→ **PROMPT**: From the comments on teaching and Finland, copy the passage starting at "If one is going" and ending at "if at all...", switching in "Nordic" wherever "Scandinavian" appears.

→ **PAGE EXTRACT**:
-- Start --
Finally, it isn't always PD but sometimes budget items and other misc stuff to which schools need to attend.
We spend an awful lot of time on things other than classroom-oriented activity and that's what contributes to my burn-out by the end of every year. If I didn't have those six-to-eight weeks in the summer to re-energize and regain that passion, I wouldn't be able to keep teaching.
If one is going to use the Finnish example, one should first listen to the minister of ed in Finland. He agrees that our culture is different and that makes a difference. http://kuow.org/post/education-lessons-finland-pasi-sahlberg
Please, stop comparing us to a Scandinavian country with a fairly homogenous population and even income/wealth distribution. The requirement for additional instruction is more from the fact that on average, there is not enough support for learning at from whatever parents or guardians may be around, if at all...
Maybe we should start comparing ourselves to Brazil, because that's where we are headed as a society.
-- End --
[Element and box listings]
-- Start --
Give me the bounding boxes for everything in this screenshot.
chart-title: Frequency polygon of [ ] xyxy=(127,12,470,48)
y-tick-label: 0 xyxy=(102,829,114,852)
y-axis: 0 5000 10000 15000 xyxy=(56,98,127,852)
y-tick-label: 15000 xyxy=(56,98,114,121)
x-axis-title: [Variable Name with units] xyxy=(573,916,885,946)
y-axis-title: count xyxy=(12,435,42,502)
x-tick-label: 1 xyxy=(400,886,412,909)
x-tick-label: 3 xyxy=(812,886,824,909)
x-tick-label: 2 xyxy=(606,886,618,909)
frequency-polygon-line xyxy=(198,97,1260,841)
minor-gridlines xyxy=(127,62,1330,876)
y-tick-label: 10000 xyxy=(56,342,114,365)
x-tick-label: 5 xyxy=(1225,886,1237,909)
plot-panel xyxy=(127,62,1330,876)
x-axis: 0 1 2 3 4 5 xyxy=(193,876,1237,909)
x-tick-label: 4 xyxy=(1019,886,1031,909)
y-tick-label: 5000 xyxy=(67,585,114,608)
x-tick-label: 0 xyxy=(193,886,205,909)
-- End --
→ **RESPONSE TO THIS TASK**:
If one is going to use the Finnish example, one should first listen to the minister of ed in Finland. He agrees that our culture is different and that makes a difference. http://kuow.org/post/education-lessons-finland-pasi-sahlberg
Please, stop comparing us to a Nordic country with a fairly homogenous population and even income/wealth distribution. The requirement for additional instruction is more from the fact that on average, there is not enough support for learning at from whatever parents or guardians may be around, if at all...